§ **Exercise details**
Output every entry exactly as written.

Start of Working data

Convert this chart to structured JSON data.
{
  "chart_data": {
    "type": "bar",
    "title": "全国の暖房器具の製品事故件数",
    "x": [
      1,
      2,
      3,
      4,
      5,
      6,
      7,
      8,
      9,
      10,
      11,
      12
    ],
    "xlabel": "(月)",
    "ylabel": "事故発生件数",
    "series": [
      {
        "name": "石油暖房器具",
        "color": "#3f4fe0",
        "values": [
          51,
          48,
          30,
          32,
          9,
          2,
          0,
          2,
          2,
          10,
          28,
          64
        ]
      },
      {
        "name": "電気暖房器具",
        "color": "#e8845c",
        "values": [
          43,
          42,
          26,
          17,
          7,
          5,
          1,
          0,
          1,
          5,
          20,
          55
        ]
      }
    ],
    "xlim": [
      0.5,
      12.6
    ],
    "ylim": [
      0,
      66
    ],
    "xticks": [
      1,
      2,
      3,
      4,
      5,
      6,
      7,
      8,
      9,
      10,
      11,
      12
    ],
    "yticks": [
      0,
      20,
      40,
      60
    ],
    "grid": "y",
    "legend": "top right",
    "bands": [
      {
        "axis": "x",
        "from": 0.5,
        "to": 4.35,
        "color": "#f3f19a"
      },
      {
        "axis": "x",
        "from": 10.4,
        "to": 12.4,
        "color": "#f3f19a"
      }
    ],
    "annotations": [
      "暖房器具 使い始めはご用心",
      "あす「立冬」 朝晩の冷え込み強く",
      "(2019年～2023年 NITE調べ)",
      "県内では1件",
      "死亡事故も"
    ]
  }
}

End of Working data

§ **Answer to the task**
Convert this chart to structured JSON data.
{
  "chart_data": {
    "type": "bar",
    "title": "全国の暖房器具の製品事故件数",
    "x": [
      1,
      2,
      3,
      4,
      5,
      6,
      7,
      8,
      9,
      10,
      11,
      12
    ],
    "xlabel": "(月)",
    "ylabel": "事故発生件数",
    "series": [
      {
        "name": "石油暖房器具",
        "color": "#3f4fe0",
        "values": [
          51,
          48,
          30,
          32,
          9,
          2,
          0,
          2,
          2,
          10,
          28,
          64
        ]
      },
      {
        "name": "電気暖房器具",
        "color": "#e8845c",
        "values": [
          43,
          42,
          26,
          17,
          7,
          5,
          1,
          0,
          1,
          5,
          20,
          55
        ]
      }
    ],
    "xlim": [
      0.5,
      12.6
    ],
    "ylim": [
      0,
      66
    ],
    "xticks": [
      1,
      2,
      3,
      4,
      5,
      6,
      7,
      8,
      9,
      10,
      11,
      12
    ],
    "yticks": [
      0,
      20,
      40,
      60
    ],
    "grid": "y",
    "legend": "top right",
    "bands": [
      {
        "axis": "x",
        "from": 0.5,
        "to": 4.35,
        "color": "#f3f19a"
      },
      {
        "axis": "x",
        "from": 10.4,
        "to": 12.4,
        "color": "#f3f19a"
      }
    ],
    "annotations": [
      "暖房器具 使い始めはご用心",
      "あす「立冬」 朝晩の冷え込み強く",
      "(2019年～2023年 NITE調べ)",
      "県内では1件",
      "死亡事故も"
    ]
  }
}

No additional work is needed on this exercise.